### [OBJECTIVE]
In the entries that follow, find the word "tasks" and report each line it is on.

### [Data items]
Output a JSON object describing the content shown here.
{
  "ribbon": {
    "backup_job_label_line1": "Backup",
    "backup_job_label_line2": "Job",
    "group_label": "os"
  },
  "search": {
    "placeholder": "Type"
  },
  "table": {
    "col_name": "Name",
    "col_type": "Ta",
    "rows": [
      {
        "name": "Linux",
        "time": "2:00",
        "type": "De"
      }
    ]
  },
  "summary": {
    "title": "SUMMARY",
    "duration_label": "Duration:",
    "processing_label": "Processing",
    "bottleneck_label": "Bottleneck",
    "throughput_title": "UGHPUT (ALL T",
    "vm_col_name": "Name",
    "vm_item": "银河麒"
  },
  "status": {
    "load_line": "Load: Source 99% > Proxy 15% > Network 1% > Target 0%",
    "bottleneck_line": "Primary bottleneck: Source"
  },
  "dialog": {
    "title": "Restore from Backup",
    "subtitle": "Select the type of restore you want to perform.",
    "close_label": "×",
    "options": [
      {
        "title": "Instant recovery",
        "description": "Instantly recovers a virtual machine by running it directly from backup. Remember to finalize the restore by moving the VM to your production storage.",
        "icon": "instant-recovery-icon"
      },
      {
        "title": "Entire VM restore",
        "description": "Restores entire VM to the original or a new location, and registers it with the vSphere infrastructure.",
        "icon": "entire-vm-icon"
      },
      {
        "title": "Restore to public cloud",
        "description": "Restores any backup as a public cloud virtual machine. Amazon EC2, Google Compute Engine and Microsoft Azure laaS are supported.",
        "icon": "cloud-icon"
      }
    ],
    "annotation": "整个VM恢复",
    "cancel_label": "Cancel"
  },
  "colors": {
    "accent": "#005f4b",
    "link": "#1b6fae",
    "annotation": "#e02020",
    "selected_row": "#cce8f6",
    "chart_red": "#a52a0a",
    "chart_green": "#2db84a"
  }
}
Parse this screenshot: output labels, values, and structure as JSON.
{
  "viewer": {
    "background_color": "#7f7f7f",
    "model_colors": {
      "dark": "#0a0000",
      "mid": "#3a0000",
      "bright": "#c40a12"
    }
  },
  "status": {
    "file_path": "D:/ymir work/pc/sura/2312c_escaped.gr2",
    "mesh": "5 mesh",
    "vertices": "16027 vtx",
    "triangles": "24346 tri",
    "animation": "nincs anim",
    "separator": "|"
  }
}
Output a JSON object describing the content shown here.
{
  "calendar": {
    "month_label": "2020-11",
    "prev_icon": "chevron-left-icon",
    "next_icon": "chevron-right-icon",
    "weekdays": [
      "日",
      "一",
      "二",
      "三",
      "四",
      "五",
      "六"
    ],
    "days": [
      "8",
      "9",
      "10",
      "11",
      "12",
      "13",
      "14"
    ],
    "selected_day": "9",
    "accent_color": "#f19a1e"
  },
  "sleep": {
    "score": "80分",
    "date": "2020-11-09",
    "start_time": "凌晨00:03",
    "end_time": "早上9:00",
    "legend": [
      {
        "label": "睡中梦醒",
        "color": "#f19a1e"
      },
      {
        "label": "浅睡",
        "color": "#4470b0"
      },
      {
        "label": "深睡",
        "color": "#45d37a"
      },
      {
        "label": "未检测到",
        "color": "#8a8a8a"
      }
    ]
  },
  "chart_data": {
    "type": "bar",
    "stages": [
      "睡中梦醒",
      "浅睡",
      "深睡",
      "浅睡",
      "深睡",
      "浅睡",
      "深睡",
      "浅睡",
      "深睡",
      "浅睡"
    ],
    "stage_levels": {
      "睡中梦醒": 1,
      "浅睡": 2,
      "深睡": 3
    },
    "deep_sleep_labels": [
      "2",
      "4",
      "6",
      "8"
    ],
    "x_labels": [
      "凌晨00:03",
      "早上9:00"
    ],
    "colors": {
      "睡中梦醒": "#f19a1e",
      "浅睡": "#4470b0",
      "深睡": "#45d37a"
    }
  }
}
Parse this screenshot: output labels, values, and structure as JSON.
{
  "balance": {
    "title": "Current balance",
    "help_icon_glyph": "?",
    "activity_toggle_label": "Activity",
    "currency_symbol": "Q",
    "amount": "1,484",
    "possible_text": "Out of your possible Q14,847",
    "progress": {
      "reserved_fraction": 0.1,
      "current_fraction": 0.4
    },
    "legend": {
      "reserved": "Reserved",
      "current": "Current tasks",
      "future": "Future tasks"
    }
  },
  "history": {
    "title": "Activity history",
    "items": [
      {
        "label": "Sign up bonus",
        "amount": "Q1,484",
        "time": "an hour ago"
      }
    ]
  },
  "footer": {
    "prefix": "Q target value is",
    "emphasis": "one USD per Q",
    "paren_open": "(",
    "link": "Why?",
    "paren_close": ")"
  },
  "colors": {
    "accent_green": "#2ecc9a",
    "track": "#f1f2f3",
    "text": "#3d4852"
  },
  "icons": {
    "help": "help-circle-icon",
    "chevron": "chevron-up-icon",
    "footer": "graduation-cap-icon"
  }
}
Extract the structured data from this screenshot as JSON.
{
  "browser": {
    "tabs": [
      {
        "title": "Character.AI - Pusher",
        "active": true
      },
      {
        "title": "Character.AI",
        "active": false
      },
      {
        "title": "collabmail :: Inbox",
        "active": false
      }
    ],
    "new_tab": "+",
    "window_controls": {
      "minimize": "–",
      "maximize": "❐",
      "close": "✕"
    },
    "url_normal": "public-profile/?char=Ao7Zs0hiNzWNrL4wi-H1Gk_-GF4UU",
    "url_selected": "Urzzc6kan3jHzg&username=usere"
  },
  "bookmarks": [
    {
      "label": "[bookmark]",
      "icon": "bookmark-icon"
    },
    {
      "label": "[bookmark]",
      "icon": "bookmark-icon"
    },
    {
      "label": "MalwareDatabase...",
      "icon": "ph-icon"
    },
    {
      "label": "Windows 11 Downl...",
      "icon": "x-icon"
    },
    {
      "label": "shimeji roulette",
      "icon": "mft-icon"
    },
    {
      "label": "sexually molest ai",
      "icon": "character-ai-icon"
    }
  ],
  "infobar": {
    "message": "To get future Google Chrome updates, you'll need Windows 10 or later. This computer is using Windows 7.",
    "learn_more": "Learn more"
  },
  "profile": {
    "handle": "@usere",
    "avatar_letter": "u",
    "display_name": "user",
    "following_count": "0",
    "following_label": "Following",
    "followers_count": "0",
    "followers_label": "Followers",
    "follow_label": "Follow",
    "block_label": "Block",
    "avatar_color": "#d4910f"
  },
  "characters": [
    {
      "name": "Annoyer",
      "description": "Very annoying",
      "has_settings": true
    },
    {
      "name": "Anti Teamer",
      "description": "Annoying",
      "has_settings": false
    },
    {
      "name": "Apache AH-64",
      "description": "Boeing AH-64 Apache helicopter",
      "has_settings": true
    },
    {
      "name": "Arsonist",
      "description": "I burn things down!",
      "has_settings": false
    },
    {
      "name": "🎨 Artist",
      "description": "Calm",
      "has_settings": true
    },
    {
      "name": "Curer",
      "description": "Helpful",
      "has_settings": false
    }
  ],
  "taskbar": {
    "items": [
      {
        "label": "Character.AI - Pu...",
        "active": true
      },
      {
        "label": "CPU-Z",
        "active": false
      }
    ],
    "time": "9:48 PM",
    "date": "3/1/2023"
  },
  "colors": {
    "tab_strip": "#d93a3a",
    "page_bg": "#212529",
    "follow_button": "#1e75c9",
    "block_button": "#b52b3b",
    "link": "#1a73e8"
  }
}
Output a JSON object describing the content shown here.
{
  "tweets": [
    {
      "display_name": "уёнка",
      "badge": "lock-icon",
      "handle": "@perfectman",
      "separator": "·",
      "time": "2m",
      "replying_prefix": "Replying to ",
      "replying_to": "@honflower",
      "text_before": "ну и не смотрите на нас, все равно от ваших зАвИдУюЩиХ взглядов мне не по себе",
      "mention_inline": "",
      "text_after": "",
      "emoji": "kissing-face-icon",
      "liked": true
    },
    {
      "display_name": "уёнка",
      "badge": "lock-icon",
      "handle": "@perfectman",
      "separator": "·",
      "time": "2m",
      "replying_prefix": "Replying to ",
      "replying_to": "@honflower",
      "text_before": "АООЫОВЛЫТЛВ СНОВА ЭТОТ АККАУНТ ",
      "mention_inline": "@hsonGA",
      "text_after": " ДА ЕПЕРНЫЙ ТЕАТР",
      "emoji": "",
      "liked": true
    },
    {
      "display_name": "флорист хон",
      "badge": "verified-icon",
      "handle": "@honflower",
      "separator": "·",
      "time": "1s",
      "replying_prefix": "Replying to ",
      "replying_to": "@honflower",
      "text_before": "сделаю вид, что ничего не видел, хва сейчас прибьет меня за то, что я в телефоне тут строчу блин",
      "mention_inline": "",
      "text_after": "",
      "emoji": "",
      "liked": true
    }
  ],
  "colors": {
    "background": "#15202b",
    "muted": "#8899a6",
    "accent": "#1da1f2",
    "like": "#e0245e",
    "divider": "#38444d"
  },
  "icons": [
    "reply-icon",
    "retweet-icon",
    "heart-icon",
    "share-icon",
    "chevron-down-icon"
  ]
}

### [SOLUTION TO THIS EXERCISE]
      "current": "Current tasks",
      "future": "Future tasks"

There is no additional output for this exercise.